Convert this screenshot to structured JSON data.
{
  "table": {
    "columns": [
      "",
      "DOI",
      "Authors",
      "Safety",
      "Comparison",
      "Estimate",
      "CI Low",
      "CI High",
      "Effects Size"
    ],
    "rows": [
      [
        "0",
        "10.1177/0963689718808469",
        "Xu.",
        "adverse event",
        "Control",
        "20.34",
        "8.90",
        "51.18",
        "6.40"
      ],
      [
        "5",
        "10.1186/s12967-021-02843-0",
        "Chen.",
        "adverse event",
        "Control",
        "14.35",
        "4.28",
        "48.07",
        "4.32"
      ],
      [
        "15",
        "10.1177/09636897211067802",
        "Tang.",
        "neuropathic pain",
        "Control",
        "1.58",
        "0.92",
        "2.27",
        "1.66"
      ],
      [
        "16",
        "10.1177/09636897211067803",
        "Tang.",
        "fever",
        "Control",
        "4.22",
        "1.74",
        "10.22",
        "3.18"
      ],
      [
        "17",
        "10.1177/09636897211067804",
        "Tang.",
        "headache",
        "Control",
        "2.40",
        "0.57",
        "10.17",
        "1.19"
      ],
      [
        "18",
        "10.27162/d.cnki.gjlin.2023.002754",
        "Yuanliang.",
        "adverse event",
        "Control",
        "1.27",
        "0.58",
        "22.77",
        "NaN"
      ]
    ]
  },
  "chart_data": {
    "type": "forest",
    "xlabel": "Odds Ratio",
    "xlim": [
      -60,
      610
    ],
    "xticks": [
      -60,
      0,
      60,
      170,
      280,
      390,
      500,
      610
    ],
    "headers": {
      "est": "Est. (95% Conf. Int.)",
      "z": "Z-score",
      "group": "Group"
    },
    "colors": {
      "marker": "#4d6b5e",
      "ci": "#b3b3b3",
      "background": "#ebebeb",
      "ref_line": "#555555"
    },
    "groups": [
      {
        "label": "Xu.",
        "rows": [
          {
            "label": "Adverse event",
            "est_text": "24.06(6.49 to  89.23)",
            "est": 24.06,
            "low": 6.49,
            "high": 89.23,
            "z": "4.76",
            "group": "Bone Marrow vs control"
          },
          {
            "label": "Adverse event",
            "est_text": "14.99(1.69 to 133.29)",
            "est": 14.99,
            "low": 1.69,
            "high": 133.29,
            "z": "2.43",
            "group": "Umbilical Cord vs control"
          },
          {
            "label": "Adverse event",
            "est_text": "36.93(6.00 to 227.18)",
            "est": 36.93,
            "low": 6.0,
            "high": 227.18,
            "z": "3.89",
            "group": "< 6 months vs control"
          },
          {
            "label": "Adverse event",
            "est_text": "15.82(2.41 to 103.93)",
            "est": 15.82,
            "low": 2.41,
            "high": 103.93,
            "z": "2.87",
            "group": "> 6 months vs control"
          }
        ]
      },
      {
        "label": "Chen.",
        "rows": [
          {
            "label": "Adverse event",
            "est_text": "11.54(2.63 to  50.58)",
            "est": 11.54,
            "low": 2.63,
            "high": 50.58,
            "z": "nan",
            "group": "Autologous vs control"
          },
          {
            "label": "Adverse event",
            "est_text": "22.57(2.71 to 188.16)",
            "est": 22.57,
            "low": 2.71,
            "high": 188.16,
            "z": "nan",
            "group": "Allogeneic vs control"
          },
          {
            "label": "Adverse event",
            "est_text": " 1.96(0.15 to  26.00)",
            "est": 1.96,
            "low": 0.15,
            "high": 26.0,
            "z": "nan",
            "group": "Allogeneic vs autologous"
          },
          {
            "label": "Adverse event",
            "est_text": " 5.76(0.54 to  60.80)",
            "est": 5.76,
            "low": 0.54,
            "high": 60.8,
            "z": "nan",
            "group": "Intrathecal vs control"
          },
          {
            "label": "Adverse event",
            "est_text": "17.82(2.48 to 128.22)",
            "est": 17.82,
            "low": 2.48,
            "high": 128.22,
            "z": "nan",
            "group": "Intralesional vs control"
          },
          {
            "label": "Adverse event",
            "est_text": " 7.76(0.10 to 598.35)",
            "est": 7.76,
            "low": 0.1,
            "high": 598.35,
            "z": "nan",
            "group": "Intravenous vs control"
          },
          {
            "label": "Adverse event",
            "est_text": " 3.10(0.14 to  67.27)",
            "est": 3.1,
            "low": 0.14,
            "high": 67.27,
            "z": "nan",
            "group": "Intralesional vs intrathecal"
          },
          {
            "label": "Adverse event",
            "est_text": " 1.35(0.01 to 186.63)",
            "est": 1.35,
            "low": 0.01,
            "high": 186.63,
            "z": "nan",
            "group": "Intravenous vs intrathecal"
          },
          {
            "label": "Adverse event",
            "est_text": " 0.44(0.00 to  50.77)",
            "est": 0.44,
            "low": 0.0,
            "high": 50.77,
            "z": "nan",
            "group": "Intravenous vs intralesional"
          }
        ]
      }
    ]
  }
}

********************

**EXERCISE PROMPT**: The records above should be restated word for word, please.

**TASK RESULT**:
Convert this screenshot to structured JSON data.
{
  "table": {
    "columns": [
      "",
      "DOI",
      "Authors",
      "Safety",
      "Comparison",
      "Estimate",
      "CI Low",
      "CI High",
      "Effects Size"
    ],
    "rows": [
      [
        "0",
        "10.1177/0963689718808469",
        "Xu.",
        "adverse event",
        "Control",
        "20.34",
        "8.90",
        "51.18",
        "6.40"
      ],
      [
        "5",
        "10.1186/s12967-021-02843-0",
        "Chen.",
        "adverse event",
        "Control",
        "14.35",
        "4.28",
        "48.07",
        "4.32"
      ],
      [
        "15",
        "10.1177/09636897211067802",
        "Tang.",
        "neuropathic pain",
        "Control",
        "1.58",
        "0.92",
        "2.27",
        "1.66"
      ],
      [
        "16",
        "10.1177/09636897211067803",
        "Tang.",
        "fever",
        "Control",
        "4.22",
        "1.74",
        "10.22",
        "3.18"
      ],
      [
        "17",
        "10.1177/09636897211067804",
        "Tang.",
        "headache",
        "Control",
        "2.40",
        "0.57",
        "10.17",
        "1.19"
      ],
      [
        "18",
        "10.27162/d.cnki.gjlin.2023.002754",
        "Yuanliang.",
        "adverse event",
        "Control",
        "1.27",
        "0.58",
        "22.77",
        "NaN"
      ]
    ]
  },
  "chart_data": {
    "type": "forest",
    "xlabel": "Odds Ratio",
    "xlim": [
      -60,
      610
    ],
    "xticks": [
      -60,
      0,
      60,
      170,
      280,
      390,
      500,
      610
    ],
    "headers": {
      "est": "Est. (95% Conf. Int.)",
      "z": "Z-score",
      "group": "Group"
    },
    "colors": {
      "marker": "#4d6b5e",
      "ci": "#b3b3b3",
      "background": "#ebebeb",
      "ref_line": "#555555"
    },
    "groups": [
      {
        "label": "Xu.",
        "rows": [
          {
            "label": "Adverse event",
            "est_text": "24.06(6.49 to  89.23)",
            "est": 24.06,
            "low": 6.49,
            "high": 89.23,
            "z": "4.76",
            "group": "Bone Marrow vs control"
          },
          {
            "label": "Adverse event",
            "est_text": "14.99(1.69 to 133.29)",
            "est": 14.99,
            "low": 1.69,
            "high": 133.29,
            "z": "2.43",
            "group": "Umbilical Cord vs control"
          },
          {
            "label": "Adverse event",
            "est_text": "36.93(6.00 to 227.18)",
            "est": 36.93,
            "low": 6.0,
            "high": 227.18,
            "z": "3.89",
            "group": "< 6 months vs control"
          },
          {
            "label": "Adverse event",
            "est_text": "15.82(2.41 to 103.93)",
            "est": 15.82,
            "low": 2.41,
            "high": 103.93,
            "z": "2.87",
            "group": "> 6 months vs control"
          }
        ]
      },
      {
        "label": "Chen.",
        "rows": [
          {
            "label": "Adverse event",
            "est_text": "11.54(2.63 to  50.58)",
            "est": 11.54,
            "low": 2.63,
            "high": 50.58,
            "z": "nan",
            "group": "Autologous vs control"
          },
          {
            "label": "Adverse event",
            "est_text": "22.57(2.71 to 188.16)",
            "est": 22.57,
            "low": 2.71,
            "high": 188.16,
            "z": "nan",
            "group": "Allogeneic vs control"
          },
          {
            "label": "Adverse event",
            "est_text": " 1.96(0.15 to  26.00)",
            "est": 1.96,
            "low": 0.15,
            "high": 26.0,
            "z": "nan",
            "group": "Allogeneic vs autologous"
          },
          {
            "label": "Adverse event",
            "est_text": " 5.76(0.54 to  60.80)",
            "est": 5.76,
            "low": 0.54,
            "high": 60.8,
            "z": "nan",
            "group": "Intrathecal vs control"
          },
          {
            "label": "Adverse event",
            "est_text": "17.82(2.48 to 128.22)",
            "est": 17.82,
            "low": 2.48,
            "high": 128.22,
            "z": "nan",
            "group": "Intralesional vs control"
          },
          {
            "label": "Adverse event",
            "est_text": " 7.76(0.10 to 598.35)",
            "est": 7.76,
            "low": 0.1,
            "high": 598.35,
            "z": "nan",
            "group": "Intravenous vs control"
          },
          {
            "label": "Adverse event",
            "est_text": " 3.10(0.14 to  67.27)",
            "est": 3.1,
            "low": 0.14,
            "high": 67.27,
            "z": "nan",
            "group": "Intralesional vs intrathecal"
          },
          {
            "label": "Adverse event",
            "est_text": " 1.35(0.01 to 186.63)",
            "est": 1.35,
            "low": 0.01,
            "high": 186.63,
            "z": "nan",
            "group": "Intravenous vs intrathecal"
          },
          {
            "label": "Adverse event",
            "est_text": " 0.44(0.00 to  50.77)",
            "est": 0.44,
            "low": 0.0,
            "high": 50.77,
            "z": "nan",
            "group": "Intravenous vs intralesional"
          }
        ]
      }
    ]
  }
}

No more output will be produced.